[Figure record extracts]
## Start
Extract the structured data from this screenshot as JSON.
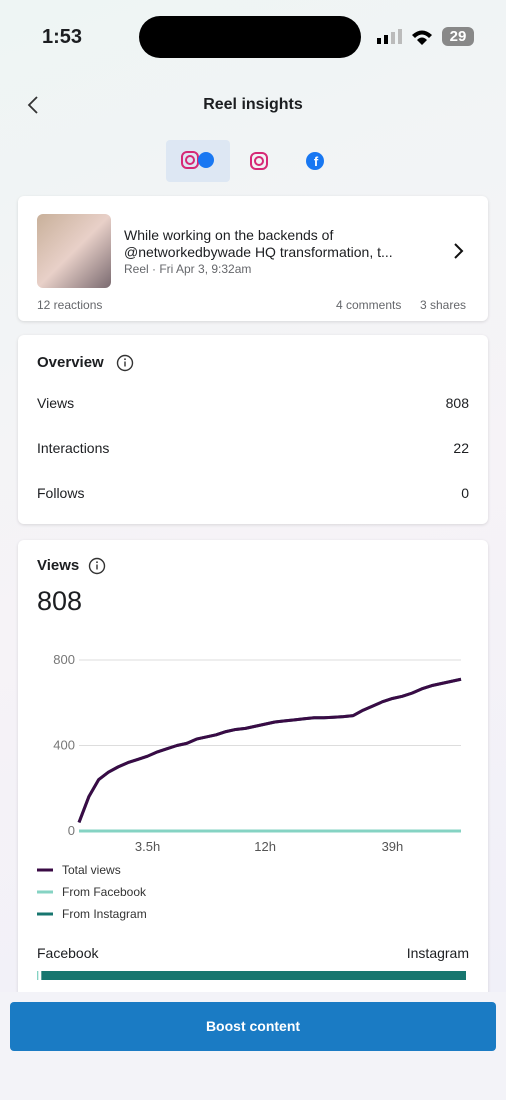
{
  "status": {
    "time": "1:53",
    "battery": "29"
  },
  "header": {
    "title": "Reel insights"
  },
  "post": {
    "text_line1": "While working on the backends of",
    "text_line2": "@networkedbywade HQ transformation, t...",
    "meta": "Reel · Fri Apr 3, 9:32am",
    "reactions": "12 reactions",
    "comments": "4 comments",
    "shares": "3 shares"
  },
  "overview": {
    "title": "Overview",
    "rows": [
      {
        "label": "Views",
        "value": 808
      },
      {
        "label": "Interactions",
        "value": 22
      },
      {
        "label": "Follows",
        "value": 0
      }
    ]
  },
  "views": {
    "title": "Views",
    "total": 808,
    "chart_data": {
      "type": "line",
      "categories": [
        null,
        null,
        null,
        null,
        null,
        null,
        null,
        "3.5h",
        null,
        null,
        null,
        null,
        null,
        null,
        null,
        null,
        null,
        null,
        null,
        "12h",
        null,
        null,
        null,
        null,
        null,
        null,
        null,
        null,
        null,
        null,
        null,
        null,
        "39h",
        null,
        null,
        null,
        null,
        null,
        null,
        null
      ],
      "series": [
        {
          "name": "Total views",
          "color": "#3a0b45",
          "values": [
            40,
            160,
            240,
            275,
            300,
            320,
            335,
            350,
            370,
            385,
            400,
            410,
            430,
            440,
            450,
            465,
            475,
            480,
            490,
            500,
            510,
            515,
            520,
            525,
            530,
            530,
            532,
            535,
            540,
            565,
            585,
            605,
            620,
            630,
            645,
            665,
            680,
            690,
            700,
            710
          ]
        },
        {
          "name": "From Facebook",
          "color": "#85d3c3",
          "values": [
            0,
            0,
            0,
            0,
            0,
            0,
            0,
            0,
            0,
            0,
            0,
            0,
            0,
            0,
            0,
            0,
            0,
            0,
            0,
            0,
            0,
            0,
            0,
            0,
            0,
            0,
            0,
            0,
            0,
            0,
            0,
            0,
            0,
            0,
            0,
            0,
            0,
            0,
            0,
            0
          ]
        },
        {
          "name": "From Instagram",
          "color": "#17766f",
          "values": [
            40,
            160,
            240,
            275,
            300,
            320,
            335,
            350,
            370,
            385,
            400,
            410,
            430,
            440,
            450,
            465,
            475,
            480,
            490,
            500,
            510,
            515,
            520,
            525,
            530,
            530,
            532,
            535,
            540,
            565,
            585,
            605,
            620,
            630,
            645,
            665,
            680,
            690,
            700,
            710
          ]
        }
      ],
      "ylim": [
        0,
        800
      ],
      "yticks": [
        0,
        400,
        800
      ],
      "grid": true
    },
    "split": {
      "labels": [
        "Facebook",
        "Instagram"
      ],
      "values": [
        1,
        99
      ],
      "colors": [
        "#85d3c3",
        "#17766f"
      ]
    }
  },
  "footer": {
    "button": "Boost content"
  }
}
## End
--- What the exercise asks ---
Print out the whole of the material word for word, without pictures.

--- Solution ---
Extract the structured data from this screenshot as JSON.
{
  "status": {
    "time": "1:53",
    "battery": "29"
  },
  "header": {
    "title": "Reel insights"
  },
  "post": {
    "text_line1": "While working on the backends of",
    "text_line2": "@networkedbywade HQ transformation, t...",
    "meta": "Reel · Fri Apr 3, 9:32am",
    "reactions": "12 reactions",
    "comments": "4 comments",
    "shares": "3 shares"
  },
  "overview": {
    "title": "Overview",
    "rows": [
      {
        "label": "Views",
        "value": 808
      },
      {
        "label": "Interactions",
        "value": 22
      },
      {
        "label": "Follows",
        "value": 0
      }
    ]
  },
  "views": {
    "title": "Views",
    "total": 808,
    "chart_data": {
      "type": "line",
      "categories": [
        null,
        null,
        null,
        null,
        null,
        null,
        null,
        "3.5h",
        null,
        null,
        null,
        null,
        null,
        null,
        null,
        null,
        null,
        null,
        null,
        "12h",
        null,
        null,
        null,
        null,
        null,
        null,
        null,
        null,
        null,
        null,
        null,
        null,
        "39h",
        null,
        null,
        null,
        null,
        null,
        null,
        null
      ],
      "series": [
        {
          "name": "Total views",
          "color": "#3a0b45",
          "values": [
            40,
            160,
            240,
            275,
            300,
            320,
            335,
            350,
            370,
            385,
            400,
            410,
            430,
            440,
            450,
            465,
            475,
            480,
            490,
            500,
            510,
            515,
            520,
            525,
            530,
            530,
            532,
            535,
            540,
            565,
            585,
            605,
            620,
            630,
            645,
            665,
            680,
            690,
            700,
            710
          ]
        },
        {
          "name": "From Facebook",
          "color": "#85d3c3",
          "values": [
            0,
            0,
            0,
            0,
            0,
            0,
            0,
            0,
            0,
            0,
            0,
            0,
            0,
            0,
            0,
            0,
            0,
            0,
            0,
            0,
            0,
            0,
            0,
            0,
            0,
            0,
            0,
            0,
            0,
            0,
            0,
            0,
            0,
            0,
            0,
            0,
            0,
            0,
            0,
            0
          ]
        },
        {
          "name": "From Instagram",
          "color": "#17766f",
          "values": [
            40,
            160,
            240,
            275,
            300,
            320,
            335,
            350,
            370,
            385,
            400,
            410,
            430,
            440,
            450,
            465,
            475,
            480,
            490,
            500,
            510,
            515,
            520,
            525,
            530,
            530,
            532,
            535,
            540,
            565,
            585,
            605,
            620,
            630,
            645,
            665,
            680,
            690,
            700,
            710
          ]
        }
      ],
      "ylim": [
        0,
        800
      ],
      "yticks": [
        0,
        400,
        800
      ],
      "grid": true
    },
    "split": {
      "labels": [
        "Facebook",
        "Instagram"
      ],
      "values": [
        1,
        99
      ],
      "colors": [
        "#85d3c3",
        "#17766f"
      ]
    }
  },
  "footer": {
    "button": "Boost content"
  }
}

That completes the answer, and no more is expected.